- _PROBLEMS AND TASKS_:
• 1. Answer these questions using the Pokémon data tutorial, each on its own line:
(a) How many columns does the dataset have in total?
(b) Which two columns does Part B select for ordering by weight?
(c) Which column should be used to find the 20 shortest Pokémon?
• 2. Write the next part of the Pokémon data tutorial, picking up after its final sentence.

- _TEXT EXCERPT_:
Let's have a quick look at the first 20 columns and few top rows of the dataset. 

In [None]:
# display first 20 columns to explore what the data look like
# 0:20 - means from column 0 up to column 19
pokemon.iloc[:,0:20].head()

### Challenge:

 - Out of the total 41 columns, we can see only first 20 of them here. Can you tweak the code cell to display only rest of the columns (i.e. from 21 to 41)?

## Part B: Weight and height 

Let's get to know more about Pokémon by assessing their physical characteristics.

In [None]:
# let's select only two columns "weight_kg" and "name"
pokemon_by_weight = pokemon[["weight_kg","name"]]

# we will order by "weight_kg" in descending order
pokemon_by_weight = pokemon_by_weight.sort_values(by=['weight_kg'],ascending=False)

# print out the top 10 heaviest pokemon
pokemon_by_weight.head(10)

In [None]:
# create a bar chart

# set_index("name"): we need to set index of rows to "name" so that the graph has pokemon names as labels
pokemon_by_weight.head(10).set_index("name").iplot(kind="bar",yTitle="Weight (kg)")

### Challenges:
- Find the 20 shortest Pokémon (use **height_m** column).
- Create a horizontal bar chart or line chart for the 20 shortest Pokémon by changing `iplot(kind="bar")` to `iplot(kind="barh")`  or `iplot(kind="line")` respectively. Which graph helps you better understand the results?
- Try two new kinds of plots: [boxplots](https://www.mathsisfun.com/definitions/box-and-whisker-plot.html) and [histograms](https://www.mathsisfun.com/data/histograms.html). Can you figure out how to interpret them?
     - use `iplot(kind="box")`
     - use `iplot(kind="histogram")`

## Part C: For the top 10 heaviest Pokémon, what will be the height?

We have identified the heaviest Pokémon in the dataset. Are those heaviest ones are the tallest ones as well? Let's find out.

- _STORED DATA_:
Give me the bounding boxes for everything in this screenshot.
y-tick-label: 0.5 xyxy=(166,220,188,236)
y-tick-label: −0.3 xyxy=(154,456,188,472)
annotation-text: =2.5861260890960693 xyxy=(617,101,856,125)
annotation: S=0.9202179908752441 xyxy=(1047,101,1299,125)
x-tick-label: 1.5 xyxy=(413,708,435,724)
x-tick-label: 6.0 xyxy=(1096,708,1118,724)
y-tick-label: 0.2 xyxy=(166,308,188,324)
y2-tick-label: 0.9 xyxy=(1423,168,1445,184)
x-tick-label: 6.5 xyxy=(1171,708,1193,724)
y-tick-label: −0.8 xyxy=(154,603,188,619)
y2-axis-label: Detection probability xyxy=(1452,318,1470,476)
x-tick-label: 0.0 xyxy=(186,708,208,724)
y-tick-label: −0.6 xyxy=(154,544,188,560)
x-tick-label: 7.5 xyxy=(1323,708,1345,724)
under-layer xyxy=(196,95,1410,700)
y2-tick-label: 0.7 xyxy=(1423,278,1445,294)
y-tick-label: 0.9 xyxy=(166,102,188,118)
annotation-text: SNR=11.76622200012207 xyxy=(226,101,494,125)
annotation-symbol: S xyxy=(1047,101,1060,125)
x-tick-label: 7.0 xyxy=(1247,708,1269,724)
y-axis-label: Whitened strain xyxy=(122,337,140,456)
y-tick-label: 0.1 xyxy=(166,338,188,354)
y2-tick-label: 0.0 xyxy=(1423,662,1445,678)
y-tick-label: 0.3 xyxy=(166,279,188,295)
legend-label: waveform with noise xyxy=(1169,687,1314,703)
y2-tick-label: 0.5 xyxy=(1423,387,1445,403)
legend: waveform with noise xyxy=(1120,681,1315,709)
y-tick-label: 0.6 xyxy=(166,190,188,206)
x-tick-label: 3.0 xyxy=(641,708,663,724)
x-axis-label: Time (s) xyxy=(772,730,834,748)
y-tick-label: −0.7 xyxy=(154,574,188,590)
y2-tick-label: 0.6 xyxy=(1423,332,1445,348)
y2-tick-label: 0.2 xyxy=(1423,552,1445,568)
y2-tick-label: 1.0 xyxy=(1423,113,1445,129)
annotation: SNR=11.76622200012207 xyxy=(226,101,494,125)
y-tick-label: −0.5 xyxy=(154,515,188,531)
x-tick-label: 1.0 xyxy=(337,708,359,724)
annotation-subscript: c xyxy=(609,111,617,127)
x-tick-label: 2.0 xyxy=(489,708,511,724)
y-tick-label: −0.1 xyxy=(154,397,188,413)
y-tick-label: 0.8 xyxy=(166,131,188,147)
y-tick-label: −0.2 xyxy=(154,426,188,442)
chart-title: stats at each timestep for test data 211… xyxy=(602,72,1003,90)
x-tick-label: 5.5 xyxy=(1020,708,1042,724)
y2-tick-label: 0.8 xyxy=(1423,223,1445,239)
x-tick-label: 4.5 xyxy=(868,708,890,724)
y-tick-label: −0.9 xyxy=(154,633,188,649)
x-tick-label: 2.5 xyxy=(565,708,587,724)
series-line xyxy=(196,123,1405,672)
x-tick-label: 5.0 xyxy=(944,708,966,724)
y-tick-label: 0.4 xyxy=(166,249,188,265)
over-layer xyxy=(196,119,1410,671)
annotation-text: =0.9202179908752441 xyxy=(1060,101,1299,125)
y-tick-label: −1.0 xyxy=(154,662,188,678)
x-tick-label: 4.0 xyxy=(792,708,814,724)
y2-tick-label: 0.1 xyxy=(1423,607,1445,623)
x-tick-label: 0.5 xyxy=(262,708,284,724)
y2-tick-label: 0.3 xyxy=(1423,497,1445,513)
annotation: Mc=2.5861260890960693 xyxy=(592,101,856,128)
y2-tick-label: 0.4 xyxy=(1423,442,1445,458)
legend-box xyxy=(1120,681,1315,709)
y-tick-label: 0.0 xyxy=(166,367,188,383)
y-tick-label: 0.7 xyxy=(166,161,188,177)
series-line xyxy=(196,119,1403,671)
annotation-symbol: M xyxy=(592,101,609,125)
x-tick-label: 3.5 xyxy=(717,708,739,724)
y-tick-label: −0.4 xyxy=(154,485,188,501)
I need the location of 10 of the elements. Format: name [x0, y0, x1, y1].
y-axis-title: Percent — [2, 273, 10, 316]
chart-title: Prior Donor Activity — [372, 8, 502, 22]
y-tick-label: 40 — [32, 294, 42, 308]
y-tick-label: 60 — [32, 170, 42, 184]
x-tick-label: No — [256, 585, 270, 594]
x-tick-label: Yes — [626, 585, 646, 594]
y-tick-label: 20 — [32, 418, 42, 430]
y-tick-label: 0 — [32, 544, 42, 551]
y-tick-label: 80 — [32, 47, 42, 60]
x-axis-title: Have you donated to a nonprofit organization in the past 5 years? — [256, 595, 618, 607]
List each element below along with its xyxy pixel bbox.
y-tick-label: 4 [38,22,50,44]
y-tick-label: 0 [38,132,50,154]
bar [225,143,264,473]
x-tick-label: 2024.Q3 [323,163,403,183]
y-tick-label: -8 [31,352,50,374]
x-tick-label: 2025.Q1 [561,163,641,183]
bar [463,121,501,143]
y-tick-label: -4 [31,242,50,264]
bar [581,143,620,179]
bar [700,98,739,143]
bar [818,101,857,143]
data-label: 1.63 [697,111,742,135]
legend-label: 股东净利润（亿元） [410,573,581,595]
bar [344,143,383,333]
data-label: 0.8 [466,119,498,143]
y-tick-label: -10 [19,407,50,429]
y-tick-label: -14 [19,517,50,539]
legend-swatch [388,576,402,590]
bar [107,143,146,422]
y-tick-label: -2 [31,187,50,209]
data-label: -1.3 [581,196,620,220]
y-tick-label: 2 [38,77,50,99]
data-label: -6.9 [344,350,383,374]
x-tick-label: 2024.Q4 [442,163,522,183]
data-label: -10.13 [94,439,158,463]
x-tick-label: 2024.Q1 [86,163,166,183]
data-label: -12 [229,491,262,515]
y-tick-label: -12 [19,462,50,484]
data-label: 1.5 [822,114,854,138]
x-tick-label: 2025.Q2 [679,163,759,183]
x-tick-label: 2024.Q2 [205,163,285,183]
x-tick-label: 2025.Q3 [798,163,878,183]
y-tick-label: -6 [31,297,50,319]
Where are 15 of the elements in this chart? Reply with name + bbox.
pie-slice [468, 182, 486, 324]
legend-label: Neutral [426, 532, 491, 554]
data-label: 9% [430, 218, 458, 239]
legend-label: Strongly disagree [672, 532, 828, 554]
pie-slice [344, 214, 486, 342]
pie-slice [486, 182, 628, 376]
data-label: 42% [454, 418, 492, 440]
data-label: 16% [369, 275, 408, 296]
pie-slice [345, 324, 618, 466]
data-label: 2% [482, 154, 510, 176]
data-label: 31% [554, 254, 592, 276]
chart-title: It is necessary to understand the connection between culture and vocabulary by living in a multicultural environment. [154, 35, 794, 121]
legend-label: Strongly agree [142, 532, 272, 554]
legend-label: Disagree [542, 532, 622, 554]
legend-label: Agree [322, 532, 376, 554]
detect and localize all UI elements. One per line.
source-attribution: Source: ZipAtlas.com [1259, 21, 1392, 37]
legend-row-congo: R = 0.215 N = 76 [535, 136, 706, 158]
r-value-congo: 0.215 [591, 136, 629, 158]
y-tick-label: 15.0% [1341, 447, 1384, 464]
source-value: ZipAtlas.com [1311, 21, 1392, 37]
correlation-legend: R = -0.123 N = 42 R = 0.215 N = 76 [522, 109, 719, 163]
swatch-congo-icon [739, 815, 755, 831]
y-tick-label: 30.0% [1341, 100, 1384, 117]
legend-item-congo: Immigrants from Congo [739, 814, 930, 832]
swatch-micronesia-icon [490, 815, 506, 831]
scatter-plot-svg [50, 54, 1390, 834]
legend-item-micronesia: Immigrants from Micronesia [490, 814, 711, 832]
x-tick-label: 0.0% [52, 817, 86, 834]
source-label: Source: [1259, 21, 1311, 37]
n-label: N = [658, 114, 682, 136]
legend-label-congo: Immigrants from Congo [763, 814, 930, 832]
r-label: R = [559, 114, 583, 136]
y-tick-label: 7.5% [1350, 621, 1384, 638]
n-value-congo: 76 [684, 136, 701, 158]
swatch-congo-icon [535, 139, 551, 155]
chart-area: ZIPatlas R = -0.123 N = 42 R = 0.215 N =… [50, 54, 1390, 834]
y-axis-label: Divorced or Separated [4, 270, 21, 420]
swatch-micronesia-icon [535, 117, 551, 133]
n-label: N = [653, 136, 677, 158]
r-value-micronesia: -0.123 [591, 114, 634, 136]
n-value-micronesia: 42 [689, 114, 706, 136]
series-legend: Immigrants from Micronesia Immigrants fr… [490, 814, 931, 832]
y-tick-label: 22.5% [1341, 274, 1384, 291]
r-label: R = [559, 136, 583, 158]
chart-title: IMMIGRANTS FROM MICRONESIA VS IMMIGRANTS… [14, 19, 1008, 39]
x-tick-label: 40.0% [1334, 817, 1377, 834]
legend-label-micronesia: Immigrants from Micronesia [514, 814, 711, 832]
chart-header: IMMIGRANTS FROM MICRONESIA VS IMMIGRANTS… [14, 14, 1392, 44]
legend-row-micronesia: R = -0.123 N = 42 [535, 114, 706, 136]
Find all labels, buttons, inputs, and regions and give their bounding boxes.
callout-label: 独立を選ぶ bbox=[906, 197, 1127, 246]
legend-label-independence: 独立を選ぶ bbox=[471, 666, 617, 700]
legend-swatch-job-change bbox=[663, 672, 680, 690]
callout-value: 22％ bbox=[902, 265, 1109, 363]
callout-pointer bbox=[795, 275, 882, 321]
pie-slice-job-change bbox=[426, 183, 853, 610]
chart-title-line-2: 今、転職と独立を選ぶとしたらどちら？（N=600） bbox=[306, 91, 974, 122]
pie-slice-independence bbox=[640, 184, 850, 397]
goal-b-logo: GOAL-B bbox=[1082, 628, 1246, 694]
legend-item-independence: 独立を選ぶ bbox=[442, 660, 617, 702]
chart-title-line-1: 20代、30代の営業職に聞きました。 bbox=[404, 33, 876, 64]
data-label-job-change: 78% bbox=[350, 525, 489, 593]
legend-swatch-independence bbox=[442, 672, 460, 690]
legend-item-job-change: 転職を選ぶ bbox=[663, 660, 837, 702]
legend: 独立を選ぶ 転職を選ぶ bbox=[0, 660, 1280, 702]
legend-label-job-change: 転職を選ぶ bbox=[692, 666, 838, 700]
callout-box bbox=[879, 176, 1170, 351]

- _RESULTS OF THE TASKS_:
• 1.
(a) 41
(b) "weight_kg" and "name"
(c) height_m

• 2.
In [None]:
# this time we are interested in weight and height - we select three columns "weight_kg","height_m" and "name"
pokemon_by_weight_height = pokemon[["weight_kg","height_m","name"]]

# we will order by weight_kg in descending order
pokemon_by_weight_height = pokemon_by_weight_height.sort_values(by=['weight_kg'],ascending=False)

# print on the screen the top 10 heaviest pokemon
pokemon_by_weight_height.head(10)

Interestingly, [Cosmoem](https://www.pokemon.com/us/pokedex/cosmoem) has a super large weight and minimum height!

Let's try to visualize the height and weight for the ten heaviest Pokémon using a bar chart.

In [None]:
# create a bar chart
pokemon_by_weight_height.head(10).set_index("name").iplot(kind="bar")

Do you think a bar chart is a good option to visualize height and weight of all Pokémon? Perhaps not. Let's try [scatter plot](https://en.wikipedia.org/wiki/Scatter_plot) for that purpose.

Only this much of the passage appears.